Records for the exercise »
=-=-=

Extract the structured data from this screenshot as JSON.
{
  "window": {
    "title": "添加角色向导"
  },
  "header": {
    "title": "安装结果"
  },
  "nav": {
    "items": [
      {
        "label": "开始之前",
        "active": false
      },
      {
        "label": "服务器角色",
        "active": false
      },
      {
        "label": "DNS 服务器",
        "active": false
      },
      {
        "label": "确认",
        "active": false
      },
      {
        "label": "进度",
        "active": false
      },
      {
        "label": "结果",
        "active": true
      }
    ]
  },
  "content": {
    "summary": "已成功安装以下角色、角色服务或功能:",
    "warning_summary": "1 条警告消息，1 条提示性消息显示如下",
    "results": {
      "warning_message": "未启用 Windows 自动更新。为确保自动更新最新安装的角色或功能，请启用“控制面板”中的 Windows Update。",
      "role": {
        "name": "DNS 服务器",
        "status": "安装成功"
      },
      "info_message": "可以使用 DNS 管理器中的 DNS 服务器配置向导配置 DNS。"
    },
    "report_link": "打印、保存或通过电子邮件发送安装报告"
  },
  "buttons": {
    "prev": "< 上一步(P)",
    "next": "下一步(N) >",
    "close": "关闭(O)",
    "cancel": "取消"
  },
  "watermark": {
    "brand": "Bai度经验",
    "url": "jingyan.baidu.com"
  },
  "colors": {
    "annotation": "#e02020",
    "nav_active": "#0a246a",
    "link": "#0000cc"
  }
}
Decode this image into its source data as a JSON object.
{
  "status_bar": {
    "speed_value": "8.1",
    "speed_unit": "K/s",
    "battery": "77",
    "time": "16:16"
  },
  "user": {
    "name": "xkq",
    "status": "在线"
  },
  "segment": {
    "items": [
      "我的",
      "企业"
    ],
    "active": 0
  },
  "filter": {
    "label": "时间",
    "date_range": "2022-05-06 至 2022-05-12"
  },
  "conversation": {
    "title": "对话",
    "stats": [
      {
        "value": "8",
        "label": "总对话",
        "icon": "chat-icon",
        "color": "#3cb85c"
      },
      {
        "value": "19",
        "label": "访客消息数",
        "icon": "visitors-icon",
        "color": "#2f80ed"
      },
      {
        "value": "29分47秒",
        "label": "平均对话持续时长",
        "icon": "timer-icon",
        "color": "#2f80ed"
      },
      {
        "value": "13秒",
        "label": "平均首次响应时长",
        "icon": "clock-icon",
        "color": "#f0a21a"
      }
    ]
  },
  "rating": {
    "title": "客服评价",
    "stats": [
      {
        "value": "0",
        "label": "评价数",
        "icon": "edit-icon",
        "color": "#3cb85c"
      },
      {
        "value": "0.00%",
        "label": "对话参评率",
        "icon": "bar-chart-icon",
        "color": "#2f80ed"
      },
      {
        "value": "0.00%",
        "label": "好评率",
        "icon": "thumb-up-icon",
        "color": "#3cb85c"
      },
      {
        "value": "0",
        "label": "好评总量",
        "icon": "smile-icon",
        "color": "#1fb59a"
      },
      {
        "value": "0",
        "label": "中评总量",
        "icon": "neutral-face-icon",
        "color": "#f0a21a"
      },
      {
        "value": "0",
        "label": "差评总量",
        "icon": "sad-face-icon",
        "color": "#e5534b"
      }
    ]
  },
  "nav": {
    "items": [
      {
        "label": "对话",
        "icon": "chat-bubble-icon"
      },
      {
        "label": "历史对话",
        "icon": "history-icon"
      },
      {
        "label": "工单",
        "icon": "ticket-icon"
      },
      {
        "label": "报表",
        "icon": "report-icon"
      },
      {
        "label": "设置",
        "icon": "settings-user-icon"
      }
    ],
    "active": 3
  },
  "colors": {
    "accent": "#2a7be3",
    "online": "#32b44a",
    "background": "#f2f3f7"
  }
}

=-=-=

Exercise »
Reproduce the full listing above, character for character.

Exercise solution »
Extract the structured data from this screenshot as JSON.
{
  "window": {
    "title": "添加角色向导"
  },
  "header": {
    "title": "安装结果"
  },
  "nav": {
    "items": [
      {
        "label": "开始之前",
        "active": false
      },
      {
        "label": "服务器角色",
        "active": false
      },
      {
        "label": "DNS 服务器",
        "active": false
      },
      {
        "label": "确认",
        "active": false
      },
      {
        "label": "进度",
        "active": false
      },
      {
        "label": "结果",
        "active": true
      }
    ]
  },
  "content": {
    "summary": "已成功安装以下角色、角色服务或功能:",
    "warning_summary": "1 条警告消息，1 条提示性消息显示如下",
    "results": {
      "warning_message": "未启用 Windows 自动更新。为确保自动更新最新安装的角色或功能，请启用“控制面板”中的 Windows Update。",
      "role": {
        "name": "DNS 服务器",
        "status": "安装成功"
      },
      "info_message": "可以使用 DNS 管理器中的 DNS 服务器配置向导配置 DNS。"
    },
    "report_link": "打印、保存或通过电子邮件发送安装报告"
  },
  "buttons": {
    "prev": "< 上一步(P)",
    "next": "下一步(N) >",
    "close": "关闭(O)",
    "cancel": "取消"
  },
  "watermark": {
    "brand": "Bai度经验",
    "url": "jingyan.baidu.com"
  },
  "colors": {
    "annotation": "#e02020",
    "nav_active": "#0a246a",
    "link": "#0000cc"
  }
}
Decode this image into its source data as a JSON object.
{
  "status_bar": {
    "speed_value": "8.1",
    "speed_unit": "K/s",
    "battery": "77",
    "time": "16:16"
  },
  "user": {
    "name": "xkq",
    "status": "在线"
  },
  "segment": {
    "items": [
      "我的",
      "企业"
    ],
    "active": 0
  },
  "filter": {
    "label": "时间",
    "date_range": "2022-05-06 至 2022-05-12"
  },
  "conversation": {
    "title": "对话",
    "stats": [
      {
        "value": "8",
        "label": "总对话",
        "icon": "chat-icon",
        "color": "#3cb85c"
      },
      {
        "value": "19",
        "label": "访客消息数",
        "icon": "visitors-icon",
        "color": "#2f80ed"
      },
      {
        "value": "29分47秒",
        "label": "平均对话持续时长",
        "icon": "timer-icon",
        "color": "#2f80ed"
      },
      {
        "value": "13秒",
        "label": "平均首次响应时长",
        "icon": "clock-icon",
        "color": "#f0a21a"
      }
    ]
  },
  "rating": {
    "title": "客服评价",
    "stats": [
      {
        "value": "0",
        "label": "评价数",
        "icon": "edit-icon",
        "color": "#3cb85c"
      },
      {
        "value": "0.00%",
        "label": "对话参评率",
        "icon": "bar-chart-icon",
        "color": "#2f80ed"
      },
      {
        "value": "0.00%",
        "label": "好评率",
        "icon": "thumb-up-icon",
        "color": "#3cb85c"
      },
      {
        "value": "0",
        "label": "好评总量",
        "icon": "smile-icon",
        "color": "#1fb59a"
      },
      {
        "value": "0",
        "label": "中评总量",
        "icon": "neutral-face-icon",
        "color": "#f0a21a"
      },
      {
        "value": "0",
        "label": "差评总量",
        "icon": "sad-face-icon",
        "color": "#e5534b"
      }
    ]
  },
  "nav": {
    "items": [
      {
        "label": "对话",
        "icon": "chat-bubble-icon"
      },
      {
        "label": "历史对话",
        "icon": "history-icon"
      },
      {
        "label": "工单",
        "icon": "ticket-icon"
      },
      {
        "label": "报表",
        "icon": "report-icon"
      },
      {
        "label": "设置",
        "icon": "settings-user-icon"
      }
    ],
    "active": 3
  },
  "colors": {
    "accent": "#2a7be3",
    "online": "#32b44a",
    "background": "#f2f3f7"
  }
}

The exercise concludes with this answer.